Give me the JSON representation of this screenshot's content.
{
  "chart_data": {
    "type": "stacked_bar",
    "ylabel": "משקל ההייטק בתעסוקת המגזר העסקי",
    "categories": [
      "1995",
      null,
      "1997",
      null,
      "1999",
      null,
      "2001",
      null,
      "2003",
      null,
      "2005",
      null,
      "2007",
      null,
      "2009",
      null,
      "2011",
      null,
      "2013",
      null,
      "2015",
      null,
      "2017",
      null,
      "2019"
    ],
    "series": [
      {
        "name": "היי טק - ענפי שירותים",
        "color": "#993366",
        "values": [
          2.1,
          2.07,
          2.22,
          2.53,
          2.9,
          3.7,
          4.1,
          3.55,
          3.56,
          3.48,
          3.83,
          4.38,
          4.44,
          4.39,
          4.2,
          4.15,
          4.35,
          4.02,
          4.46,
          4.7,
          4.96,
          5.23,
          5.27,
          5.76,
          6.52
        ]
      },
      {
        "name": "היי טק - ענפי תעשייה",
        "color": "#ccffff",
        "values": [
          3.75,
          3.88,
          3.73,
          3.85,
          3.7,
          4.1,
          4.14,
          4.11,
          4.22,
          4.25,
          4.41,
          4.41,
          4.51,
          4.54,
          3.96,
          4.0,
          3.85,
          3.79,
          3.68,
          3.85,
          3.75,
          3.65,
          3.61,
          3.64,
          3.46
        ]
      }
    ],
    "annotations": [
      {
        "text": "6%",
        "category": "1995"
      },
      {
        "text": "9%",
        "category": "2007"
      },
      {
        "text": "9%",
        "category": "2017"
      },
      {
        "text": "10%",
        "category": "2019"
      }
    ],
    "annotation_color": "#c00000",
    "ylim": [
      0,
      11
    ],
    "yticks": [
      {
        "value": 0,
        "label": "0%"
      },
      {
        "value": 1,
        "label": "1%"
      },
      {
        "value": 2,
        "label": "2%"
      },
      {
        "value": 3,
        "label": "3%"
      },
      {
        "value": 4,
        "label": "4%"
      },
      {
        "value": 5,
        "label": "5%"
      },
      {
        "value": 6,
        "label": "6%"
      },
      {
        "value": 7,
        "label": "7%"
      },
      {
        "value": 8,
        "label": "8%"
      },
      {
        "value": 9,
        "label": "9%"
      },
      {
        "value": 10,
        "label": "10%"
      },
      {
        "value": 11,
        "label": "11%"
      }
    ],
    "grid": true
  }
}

======

*WHAT THE TASK ASKS*
Pull out every line holding "ענפי" from the records above, and copy it.

*EXERCISE RESPONSE*
        "name": "היי טק - ענפי שירותים",
        "name": "היי טק - ענפי תעשייה",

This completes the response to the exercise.